■ **Kutipan yang diberikan**
Oleh karena kebutuhan daging berjalan sepanjang tahun, tender atas kuota impor daging harus dapat memenuhi kekurangan pasokan untuk sepanjang tahun. Karena itu, tender terhadap kuota impor daging tidak mungkin hanya dilaksanakan dalam satu kali tender dalam setahun, tetapi minimal tiga kali tender dengan memerhatikan kejadian penting yang dapat membuat harga bergejolak. Selain itu, untuk membatasi terus bertambahnya importir daging yang mengikuti tender, disarankan importir adalah yang memiliki kaitan dengan program peningkatan produksi, khususnya pembibitan sapi yang merupakan titik terlemah industri peternakan kita.
Hal yang sama dilakukan untuk importir gula kristal putih, di mana yang diperbolehkan mengimpor adalah importir produsen. Sudah barang tentu pelaksanaannya bertahap agar mereka bersiap diri. Diharapkan yang akan menjadi importir daging adalah bukan pedagang kelontong yang memperdagangkan izin impor.
Selain itu, masih ada masalah penting yang belum digarap, yaitu stabilisasi harga menjelang puasa/Lebaran dan Natal/tahun baru. Permasalahan yang ada sebenarnya masih mirip dengan yang ditangani Bulog yang lalu, hanya sekarang faktor impor daging dapat dipakai sebagai penentu. Stabilisasi harga daging "model Bulog" dulu juga masih relevan, dengan penyesuaian-penyesuaian tentunya. Sekarang ini pelibatan RPH milik pemda juga sangat penting sebagai pelaksana stabilisasi harga daging. RPH tersebut perlu direvitalisasi dan Pemprov DKI Jakarta mampu melaksanakan tugas sebagai salah satu pelaksana, termasuk untuk membangun holding ground sapi yang lebih representatif di luar DKI Jakarta.

[Item tersimpan dari sebuah koleksi]

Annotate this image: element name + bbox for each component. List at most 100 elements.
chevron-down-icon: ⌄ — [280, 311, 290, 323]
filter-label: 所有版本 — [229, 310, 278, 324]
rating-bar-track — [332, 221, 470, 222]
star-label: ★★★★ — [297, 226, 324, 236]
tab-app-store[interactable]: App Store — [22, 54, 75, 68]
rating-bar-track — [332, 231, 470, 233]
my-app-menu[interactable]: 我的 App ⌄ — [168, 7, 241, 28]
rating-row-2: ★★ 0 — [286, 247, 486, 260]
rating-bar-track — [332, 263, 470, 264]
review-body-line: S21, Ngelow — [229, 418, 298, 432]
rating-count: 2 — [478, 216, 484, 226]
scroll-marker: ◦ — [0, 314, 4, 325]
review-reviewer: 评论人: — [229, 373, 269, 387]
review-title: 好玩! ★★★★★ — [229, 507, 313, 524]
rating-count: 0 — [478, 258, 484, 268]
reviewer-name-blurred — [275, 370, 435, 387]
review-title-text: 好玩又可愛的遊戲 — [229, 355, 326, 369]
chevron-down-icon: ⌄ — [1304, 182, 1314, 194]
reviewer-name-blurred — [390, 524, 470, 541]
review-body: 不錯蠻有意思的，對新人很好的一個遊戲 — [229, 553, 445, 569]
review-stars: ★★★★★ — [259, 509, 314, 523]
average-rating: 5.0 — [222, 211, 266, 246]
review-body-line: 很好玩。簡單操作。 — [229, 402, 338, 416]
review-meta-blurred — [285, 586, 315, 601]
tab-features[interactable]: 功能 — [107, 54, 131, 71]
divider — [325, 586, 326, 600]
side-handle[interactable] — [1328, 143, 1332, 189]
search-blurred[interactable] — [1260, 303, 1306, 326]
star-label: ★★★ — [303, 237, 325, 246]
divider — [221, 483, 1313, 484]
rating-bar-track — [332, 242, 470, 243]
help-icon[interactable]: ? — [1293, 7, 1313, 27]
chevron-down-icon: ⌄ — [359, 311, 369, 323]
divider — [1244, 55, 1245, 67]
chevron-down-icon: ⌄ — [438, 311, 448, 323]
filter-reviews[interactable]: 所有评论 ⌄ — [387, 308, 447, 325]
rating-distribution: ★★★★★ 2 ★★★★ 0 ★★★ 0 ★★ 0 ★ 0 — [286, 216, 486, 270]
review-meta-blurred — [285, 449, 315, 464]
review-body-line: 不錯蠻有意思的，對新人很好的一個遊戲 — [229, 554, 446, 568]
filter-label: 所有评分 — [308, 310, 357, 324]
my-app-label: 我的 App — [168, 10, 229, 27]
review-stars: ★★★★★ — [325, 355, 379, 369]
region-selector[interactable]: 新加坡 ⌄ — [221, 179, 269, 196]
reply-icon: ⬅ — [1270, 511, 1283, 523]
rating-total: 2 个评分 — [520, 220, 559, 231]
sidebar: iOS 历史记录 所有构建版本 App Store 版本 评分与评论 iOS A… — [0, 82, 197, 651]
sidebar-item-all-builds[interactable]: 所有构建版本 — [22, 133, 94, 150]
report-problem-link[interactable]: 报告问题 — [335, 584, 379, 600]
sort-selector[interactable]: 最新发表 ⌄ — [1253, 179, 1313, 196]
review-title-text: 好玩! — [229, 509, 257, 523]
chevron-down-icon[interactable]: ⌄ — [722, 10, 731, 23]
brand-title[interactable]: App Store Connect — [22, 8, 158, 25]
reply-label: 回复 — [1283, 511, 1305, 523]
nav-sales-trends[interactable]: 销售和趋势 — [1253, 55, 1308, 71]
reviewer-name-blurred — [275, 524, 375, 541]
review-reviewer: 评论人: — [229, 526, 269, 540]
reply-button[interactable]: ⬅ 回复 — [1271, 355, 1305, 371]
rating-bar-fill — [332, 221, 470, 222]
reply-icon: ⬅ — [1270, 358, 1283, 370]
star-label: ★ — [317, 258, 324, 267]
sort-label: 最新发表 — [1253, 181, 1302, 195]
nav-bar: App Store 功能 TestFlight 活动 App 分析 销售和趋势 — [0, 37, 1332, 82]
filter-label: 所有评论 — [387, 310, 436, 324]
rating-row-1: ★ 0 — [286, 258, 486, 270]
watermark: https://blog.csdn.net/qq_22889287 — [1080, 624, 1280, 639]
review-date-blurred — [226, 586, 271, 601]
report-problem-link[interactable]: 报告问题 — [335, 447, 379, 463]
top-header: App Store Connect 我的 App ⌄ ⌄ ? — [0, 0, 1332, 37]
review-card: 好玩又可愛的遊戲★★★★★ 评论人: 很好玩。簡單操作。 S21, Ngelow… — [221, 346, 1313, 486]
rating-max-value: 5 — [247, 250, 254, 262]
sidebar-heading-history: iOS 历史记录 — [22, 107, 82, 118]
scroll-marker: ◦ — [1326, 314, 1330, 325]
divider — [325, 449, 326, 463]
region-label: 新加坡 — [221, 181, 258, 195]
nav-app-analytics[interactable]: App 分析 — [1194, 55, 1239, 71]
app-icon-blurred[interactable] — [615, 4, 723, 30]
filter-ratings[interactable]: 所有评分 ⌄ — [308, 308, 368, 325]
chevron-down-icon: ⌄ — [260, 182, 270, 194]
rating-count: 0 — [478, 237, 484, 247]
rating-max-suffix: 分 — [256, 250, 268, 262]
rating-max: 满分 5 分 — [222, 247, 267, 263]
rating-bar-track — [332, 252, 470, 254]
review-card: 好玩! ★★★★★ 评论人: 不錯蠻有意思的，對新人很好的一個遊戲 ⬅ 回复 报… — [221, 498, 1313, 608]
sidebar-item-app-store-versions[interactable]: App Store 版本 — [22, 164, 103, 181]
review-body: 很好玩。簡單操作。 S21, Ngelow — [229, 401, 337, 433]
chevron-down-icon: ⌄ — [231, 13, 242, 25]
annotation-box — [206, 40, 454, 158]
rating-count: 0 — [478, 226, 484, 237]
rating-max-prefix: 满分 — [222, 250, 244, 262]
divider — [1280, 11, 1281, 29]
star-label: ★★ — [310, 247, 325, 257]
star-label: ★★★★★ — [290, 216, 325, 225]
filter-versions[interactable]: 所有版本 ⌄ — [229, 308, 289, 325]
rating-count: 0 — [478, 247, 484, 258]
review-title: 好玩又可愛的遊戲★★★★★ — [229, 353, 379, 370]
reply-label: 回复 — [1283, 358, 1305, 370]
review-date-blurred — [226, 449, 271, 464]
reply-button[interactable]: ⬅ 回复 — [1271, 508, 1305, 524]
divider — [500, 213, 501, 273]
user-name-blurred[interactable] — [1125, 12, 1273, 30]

■ **Petunjuk**
**1)** Salin persis bagian kutipan tentang impor daging dari "Selain itu, masih" sampai "luar DKI Jakarta.".
**2)** Dalam kutipan tentang impor daging, menjelang periode apa saja stabilisasi harga disebut sebagai masalah yang belum digarap? Sebutkan semuanya.

■ **Jawaban tiap tugas**
**1)**
Selain itu, masih ada masalah penting yang belum digarap, yaitu stabilisasi harga menjelang puasa/Lebaran dan Natal/tahun baru. Permasalahan yang ada sebenarnya masih mirip dengan yang ditangani Bulog yang lalu, hanya sekarang faktor impor daging dapat dipakai sebagai penentu. Stabilisasi harga daging "model Bulog" dulu juga masih relevan, dengan penyesuaian-penyesuaian tentunya. Sekarang ini pelibatan RPH milik pemda juga sangat penting sebagai pelaksana stabilisasi harga daging. RPH tersebut perlu direvitalisasi dan Pemprov DKI Jakarta mampu melaksanakan tugas sebagai salah satu pelaksana, termasuk untuk membangun holding ground sapi yang lebih representatif di luar DKI Jakarta.

**2)**
- puasa
- Lebaran
- Natal
- tahun baru